> WORK TO DO
Filter the entries below, keeping every line that has the word "from".

> RECORD LIST

^^^^^^^^^^^^^^^^

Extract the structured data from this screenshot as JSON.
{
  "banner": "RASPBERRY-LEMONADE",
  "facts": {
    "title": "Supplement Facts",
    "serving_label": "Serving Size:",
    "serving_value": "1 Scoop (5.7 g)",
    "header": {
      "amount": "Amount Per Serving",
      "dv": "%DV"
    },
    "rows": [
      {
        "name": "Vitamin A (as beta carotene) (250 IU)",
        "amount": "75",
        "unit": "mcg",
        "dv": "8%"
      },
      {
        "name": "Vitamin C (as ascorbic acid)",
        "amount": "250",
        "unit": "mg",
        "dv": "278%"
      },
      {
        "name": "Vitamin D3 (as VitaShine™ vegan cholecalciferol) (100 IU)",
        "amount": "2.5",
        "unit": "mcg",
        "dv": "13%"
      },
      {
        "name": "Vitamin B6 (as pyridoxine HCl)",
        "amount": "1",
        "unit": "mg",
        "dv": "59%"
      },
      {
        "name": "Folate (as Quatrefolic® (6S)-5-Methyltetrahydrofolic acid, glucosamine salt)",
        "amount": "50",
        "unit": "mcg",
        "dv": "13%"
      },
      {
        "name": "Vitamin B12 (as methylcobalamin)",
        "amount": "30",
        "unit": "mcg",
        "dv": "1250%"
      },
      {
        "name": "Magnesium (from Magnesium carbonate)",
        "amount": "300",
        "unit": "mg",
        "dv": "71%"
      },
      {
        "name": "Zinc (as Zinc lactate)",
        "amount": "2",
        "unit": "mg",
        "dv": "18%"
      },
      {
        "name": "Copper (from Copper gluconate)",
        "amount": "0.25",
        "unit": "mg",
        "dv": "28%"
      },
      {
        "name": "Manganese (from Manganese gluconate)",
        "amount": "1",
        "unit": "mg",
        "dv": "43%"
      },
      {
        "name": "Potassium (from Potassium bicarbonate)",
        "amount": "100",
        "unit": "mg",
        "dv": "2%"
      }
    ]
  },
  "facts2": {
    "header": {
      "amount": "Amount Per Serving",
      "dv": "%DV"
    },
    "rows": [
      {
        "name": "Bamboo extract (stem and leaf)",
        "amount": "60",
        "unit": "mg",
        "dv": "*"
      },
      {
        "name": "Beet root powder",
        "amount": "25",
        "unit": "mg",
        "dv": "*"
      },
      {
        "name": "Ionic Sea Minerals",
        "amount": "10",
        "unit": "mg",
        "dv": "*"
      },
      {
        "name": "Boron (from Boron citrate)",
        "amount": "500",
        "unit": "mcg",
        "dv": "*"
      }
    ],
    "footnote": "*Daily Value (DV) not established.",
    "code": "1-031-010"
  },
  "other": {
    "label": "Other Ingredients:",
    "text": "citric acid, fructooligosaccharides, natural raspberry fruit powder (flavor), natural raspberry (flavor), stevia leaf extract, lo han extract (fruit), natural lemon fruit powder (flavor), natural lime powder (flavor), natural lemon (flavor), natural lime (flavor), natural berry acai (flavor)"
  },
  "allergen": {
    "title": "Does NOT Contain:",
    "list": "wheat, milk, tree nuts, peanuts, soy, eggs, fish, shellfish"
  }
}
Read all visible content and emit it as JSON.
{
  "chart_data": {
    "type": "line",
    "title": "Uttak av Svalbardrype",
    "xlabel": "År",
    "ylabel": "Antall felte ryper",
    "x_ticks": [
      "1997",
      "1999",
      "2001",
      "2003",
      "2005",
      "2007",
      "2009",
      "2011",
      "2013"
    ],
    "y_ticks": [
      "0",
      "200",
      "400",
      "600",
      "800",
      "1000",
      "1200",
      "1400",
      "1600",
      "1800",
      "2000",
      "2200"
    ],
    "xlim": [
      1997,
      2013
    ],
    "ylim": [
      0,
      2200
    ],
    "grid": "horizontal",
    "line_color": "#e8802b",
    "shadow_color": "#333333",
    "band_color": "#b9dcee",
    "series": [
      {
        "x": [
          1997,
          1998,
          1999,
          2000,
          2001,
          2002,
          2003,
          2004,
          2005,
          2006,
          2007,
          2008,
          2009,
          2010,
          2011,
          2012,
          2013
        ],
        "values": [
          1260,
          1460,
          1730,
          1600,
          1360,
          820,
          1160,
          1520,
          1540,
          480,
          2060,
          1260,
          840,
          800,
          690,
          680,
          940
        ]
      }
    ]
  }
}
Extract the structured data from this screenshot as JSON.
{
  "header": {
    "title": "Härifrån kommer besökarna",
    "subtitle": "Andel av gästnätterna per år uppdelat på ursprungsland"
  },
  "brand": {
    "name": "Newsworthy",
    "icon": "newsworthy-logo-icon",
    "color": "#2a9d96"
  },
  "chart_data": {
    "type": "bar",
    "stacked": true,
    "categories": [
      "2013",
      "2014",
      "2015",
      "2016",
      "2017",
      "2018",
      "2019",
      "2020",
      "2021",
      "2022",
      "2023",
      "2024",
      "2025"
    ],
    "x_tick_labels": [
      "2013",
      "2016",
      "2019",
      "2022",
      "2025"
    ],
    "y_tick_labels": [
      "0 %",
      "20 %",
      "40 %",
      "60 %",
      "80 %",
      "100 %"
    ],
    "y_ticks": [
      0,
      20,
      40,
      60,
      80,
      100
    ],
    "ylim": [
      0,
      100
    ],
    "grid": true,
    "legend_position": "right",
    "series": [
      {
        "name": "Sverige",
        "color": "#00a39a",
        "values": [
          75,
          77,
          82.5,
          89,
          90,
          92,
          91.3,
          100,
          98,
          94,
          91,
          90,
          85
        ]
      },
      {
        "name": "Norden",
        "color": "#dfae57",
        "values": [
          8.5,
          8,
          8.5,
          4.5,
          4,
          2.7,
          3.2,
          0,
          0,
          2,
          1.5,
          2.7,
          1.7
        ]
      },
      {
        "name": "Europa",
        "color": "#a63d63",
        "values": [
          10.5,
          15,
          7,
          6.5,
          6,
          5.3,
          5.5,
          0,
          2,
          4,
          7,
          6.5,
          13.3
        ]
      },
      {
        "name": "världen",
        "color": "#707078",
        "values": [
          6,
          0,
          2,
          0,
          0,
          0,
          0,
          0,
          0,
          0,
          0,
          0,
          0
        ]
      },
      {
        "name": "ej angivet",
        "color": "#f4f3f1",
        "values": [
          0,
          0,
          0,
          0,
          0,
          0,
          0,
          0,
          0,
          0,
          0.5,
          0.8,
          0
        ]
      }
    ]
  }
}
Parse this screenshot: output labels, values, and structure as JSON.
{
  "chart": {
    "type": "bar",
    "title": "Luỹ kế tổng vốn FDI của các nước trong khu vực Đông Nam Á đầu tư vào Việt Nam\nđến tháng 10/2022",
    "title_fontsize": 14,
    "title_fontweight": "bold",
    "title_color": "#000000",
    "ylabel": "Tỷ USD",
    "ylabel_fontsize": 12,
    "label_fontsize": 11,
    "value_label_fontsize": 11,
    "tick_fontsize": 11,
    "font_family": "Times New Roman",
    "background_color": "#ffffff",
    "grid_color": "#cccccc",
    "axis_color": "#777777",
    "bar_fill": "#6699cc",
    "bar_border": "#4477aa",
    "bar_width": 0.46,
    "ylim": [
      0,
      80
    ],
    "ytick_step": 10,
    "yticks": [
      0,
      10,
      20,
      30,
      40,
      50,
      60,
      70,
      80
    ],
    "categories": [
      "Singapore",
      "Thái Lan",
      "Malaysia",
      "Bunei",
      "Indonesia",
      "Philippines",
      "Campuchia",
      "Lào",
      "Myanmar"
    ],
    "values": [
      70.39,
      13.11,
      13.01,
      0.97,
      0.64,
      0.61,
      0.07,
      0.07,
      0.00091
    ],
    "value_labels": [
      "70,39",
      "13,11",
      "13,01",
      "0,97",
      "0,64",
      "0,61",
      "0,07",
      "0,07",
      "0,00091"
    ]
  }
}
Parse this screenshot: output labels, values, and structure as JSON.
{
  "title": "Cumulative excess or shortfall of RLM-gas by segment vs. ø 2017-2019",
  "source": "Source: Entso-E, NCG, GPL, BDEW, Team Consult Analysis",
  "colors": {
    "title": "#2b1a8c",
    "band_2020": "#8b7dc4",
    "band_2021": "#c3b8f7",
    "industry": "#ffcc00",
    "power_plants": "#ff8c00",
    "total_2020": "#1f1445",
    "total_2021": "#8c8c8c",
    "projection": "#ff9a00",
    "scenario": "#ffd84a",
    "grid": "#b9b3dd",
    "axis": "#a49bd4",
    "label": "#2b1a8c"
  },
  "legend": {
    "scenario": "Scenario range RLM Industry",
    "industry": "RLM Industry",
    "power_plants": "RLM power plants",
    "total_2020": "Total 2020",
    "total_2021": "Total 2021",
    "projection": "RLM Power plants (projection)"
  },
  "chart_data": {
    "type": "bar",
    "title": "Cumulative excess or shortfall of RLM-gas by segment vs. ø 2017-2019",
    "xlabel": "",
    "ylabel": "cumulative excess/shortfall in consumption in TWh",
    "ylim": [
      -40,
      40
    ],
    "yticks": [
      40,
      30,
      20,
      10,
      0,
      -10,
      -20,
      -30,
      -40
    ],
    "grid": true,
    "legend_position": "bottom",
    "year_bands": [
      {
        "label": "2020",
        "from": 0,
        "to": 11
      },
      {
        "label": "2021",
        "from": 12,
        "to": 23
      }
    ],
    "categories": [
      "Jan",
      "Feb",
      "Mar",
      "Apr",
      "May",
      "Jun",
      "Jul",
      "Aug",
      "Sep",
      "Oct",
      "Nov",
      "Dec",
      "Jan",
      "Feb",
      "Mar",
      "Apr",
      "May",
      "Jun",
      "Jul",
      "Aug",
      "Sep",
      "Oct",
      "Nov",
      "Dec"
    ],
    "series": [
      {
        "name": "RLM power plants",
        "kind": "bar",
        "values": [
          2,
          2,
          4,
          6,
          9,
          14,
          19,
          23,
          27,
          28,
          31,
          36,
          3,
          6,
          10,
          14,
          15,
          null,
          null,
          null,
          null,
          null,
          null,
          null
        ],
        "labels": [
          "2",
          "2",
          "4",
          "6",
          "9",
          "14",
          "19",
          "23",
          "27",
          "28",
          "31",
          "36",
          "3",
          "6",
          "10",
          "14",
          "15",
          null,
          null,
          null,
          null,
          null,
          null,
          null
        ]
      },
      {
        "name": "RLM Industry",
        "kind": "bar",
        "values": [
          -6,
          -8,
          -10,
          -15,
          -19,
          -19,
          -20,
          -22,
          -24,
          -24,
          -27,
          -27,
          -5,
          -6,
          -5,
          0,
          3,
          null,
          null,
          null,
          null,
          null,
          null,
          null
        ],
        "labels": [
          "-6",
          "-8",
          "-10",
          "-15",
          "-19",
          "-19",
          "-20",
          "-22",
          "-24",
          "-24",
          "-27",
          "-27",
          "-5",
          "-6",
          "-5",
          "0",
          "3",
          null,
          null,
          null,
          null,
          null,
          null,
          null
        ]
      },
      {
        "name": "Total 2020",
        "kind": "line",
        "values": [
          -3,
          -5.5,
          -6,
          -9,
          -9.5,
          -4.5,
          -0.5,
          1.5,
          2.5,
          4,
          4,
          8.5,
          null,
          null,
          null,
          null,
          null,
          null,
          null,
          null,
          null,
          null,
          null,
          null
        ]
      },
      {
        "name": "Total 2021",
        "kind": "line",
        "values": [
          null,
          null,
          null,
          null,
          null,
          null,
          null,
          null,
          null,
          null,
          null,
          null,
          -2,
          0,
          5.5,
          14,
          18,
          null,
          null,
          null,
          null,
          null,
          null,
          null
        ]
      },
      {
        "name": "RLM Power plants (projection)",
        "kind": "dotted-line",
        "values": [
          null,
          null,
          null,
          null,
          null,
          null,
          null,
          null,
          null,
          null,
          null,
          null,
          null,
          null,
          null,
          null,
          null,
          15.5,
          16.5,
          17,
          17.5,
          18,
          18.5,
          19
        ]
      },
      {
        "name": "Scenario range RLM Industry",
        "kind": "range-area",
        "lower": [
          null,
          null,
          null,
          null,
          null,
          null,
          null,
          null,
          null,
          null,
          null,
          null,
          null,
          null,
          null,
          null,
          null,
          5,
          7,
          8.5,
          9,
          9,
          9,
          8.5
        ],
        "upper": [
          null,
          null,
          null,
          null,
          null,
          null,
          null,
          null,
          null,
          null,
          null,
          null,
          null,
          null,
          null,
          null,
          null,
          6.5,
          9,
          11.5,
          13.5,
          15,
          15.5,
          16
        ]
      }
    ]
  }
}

^^^^^^^^^^^^^^^^

> ANSWER TO THIS PROBLEM
Extract the structured data from this screenshot as JSON.
        "name": "Magnesium (from Magnesium carbonate)",
        "name": "Copper (from Copper gluconate)",
        "name": "Manganese (from Manganese gluconate)",
        "name": "Potassium (from Potassium bicarbonate)",
        "name": "Boron (from Boron citrate)",
Extract the structured data from this screenshot as JSON.
        "from": 0,
        "from": 12,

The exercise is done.